>> Start Input material
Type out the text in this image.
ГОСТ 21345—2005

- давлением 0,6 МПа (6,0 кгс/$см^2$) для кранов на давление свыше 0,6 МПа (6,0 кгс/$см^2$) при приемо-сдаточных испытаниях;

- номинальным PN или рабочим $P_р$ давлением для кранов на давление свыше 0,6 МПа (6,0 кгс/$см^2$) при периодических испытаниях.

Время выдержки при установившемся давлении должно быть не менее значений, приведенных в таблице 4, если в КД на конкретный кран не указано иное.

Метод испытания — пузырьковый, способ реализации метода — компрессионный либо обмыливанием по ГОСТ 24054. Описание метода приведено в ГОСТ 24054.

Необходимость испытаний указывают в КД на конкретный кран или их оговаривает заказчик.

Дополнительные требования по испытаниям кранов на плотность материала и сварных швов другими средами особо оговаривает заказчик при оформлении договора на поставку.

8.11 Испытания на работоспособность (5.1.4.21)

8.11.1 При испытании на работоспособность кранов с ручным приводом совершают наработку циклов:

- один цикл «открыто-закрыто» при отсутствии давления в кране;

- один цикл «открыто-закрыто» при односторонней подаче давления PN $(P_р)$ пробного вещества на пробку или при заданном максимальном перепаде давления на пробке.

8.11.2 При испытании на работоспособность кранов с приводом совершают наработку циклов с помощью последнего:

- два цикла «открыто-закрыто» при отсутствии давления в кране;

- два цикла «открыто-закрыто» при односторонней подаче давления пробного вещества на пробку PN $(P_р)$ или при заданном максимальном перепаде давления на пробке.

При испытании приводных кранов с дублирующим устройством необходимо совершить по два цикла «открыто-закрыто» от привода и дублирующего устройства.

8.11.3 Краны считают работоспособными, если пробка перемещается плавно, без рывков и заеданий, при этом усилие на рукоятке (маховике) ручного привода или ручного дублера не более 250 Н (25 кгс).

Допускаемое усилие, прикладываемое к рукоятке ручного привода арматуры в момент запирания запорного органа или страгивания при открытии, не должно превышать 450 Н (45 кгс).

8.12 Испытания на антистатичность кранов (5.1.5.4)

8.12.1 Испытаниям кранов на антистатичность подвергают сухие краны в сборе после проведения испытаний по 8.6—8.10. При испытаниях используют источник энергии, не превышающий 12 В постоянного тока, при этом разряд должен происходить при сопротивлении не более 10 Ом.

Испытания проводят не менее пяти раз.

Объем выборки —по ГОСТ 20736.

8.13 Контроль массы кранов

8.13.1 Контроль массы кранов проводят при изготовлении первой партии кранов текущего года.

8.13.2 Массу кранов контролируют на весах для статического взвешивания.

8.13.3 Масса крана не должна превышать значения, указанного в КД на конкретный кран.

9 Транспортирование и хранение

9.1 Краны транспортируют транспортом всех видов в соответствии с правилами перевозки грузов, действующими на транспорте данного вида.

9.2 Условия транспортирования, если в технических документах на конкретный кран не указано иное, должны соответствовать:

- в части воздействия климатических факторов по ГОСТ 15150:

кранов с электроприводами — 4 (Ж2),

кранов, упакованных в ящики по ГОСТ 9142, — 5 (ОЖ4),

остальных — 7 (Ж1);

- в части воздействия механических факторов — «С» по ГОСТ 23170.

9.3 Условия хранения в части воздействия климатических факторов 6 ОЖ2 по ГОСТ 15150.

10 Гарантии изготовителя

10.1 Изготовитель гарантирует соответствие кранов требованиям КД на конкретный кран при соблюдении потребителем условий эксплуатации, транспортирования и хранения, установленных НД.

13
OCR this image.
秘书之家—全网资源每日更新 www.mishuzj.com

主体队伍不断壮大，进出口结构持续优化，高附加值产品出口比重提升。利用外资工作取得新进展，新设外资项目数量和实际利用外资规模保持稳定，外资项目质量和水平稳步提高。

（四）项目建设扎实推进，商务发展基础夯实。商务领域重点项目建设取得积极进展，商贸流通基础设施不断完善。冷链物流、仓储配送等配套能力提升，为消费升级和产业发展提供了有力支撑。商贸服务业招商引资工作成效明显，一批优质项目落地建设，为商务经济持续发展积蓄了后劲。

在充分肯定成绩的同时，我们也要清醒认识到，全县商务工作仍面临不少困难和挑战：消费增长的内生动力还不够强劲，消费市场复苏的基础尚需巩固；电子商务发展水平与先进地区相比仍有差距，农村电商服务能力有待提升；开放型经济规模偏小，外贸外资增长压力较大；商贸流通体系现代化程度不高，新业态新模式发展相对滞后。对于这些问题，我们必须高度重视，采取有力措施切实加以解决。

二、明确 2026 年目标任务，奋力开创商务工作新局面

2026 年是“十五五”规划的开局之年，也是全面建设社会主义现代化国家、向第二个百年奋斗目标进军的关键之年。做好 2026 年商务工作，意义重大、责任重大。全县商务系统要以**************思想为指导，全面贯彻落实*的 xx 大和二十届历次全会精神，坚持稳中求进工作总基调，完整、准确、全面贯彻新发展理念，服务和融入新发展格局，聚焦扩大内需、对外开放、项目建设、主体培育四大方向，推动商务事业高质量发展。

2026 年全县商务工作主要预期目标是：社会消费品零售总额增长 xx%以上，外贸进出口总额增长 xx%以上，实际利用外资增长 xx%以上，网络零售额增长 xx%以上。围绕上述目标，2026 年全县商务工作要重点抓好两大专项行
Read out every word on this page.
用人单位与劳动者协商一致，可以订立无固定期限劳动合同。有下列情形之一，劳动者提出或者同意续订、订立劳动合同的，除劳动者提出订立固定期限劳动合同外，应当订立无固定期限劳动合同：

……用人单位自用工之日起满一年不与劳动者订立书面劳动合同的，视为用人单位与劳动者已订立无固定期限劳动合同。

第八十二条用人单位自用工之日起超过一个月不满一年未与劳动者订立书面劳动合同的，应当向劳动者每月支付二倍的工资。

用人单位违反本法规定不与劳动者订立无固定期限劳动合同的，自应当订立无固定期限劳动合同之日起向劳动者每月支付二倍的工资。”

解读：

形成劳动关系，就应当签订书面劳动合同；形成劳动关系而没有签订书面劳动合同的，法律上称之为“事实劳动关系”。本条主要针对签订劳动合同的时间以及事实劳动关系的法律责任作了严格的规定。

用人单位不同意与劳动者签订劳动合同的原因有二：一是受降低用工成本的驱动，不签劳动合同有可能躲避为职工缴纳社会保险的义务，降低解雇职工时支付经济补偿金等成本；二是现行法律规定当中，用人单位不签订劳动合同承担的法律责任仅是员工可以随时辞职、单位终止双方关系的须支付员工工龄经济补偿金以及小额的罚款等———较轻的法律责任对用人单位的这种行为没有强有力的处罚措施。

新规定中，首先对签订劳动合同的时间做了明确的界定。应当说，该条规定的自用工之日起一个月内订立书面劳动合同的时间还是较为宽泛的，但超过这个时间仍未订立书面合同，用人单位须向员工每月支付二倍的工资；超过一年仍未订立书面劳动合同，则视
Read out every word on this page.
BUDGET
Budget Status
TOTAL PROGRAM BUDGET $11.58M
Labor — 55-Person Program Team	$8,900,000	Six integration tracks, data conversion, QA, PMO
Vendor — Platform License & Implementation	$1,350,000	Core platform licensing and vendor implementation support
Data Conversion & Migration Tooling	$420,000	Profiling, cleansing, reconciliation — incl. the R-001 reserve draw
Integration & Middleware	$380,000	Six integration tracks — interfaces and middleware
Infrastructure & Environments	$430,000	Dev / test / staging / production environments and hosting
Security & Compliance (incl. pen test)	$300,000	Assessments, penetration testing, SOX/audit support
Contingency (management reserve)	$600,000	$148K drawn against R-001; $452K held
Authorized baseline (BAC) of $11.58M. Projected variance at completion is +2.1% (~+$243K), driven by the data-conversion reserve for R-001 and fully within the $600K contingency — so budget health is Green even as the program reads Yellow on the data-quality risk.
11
>> End Input material
The task>
Leave out every line without the string "закрыто" and copy the rest.

Solution>
- один цикл «открыто-закрыто» при отсутствии давления в кране;
- один цикл «открыто-закрыто» при односторонней подаче давления PN $(P_р)$ пробного вещества на пробку или при заданном максимальном перепаде давления на пробке.
- два цикла «открыто-закрыто» при отсутствии давления в кране;
- два цикла «открыто-закрыто» при односторонней подаче давления пробного вещества на пробку PN $(P_р)$ или при заданном максимальном перепаде давления на пробке.
При испытании приводных кранов с дублирующим устройством необходимо совершить по два цикла «открыто-закрыто» от привода и дублирующего устройства.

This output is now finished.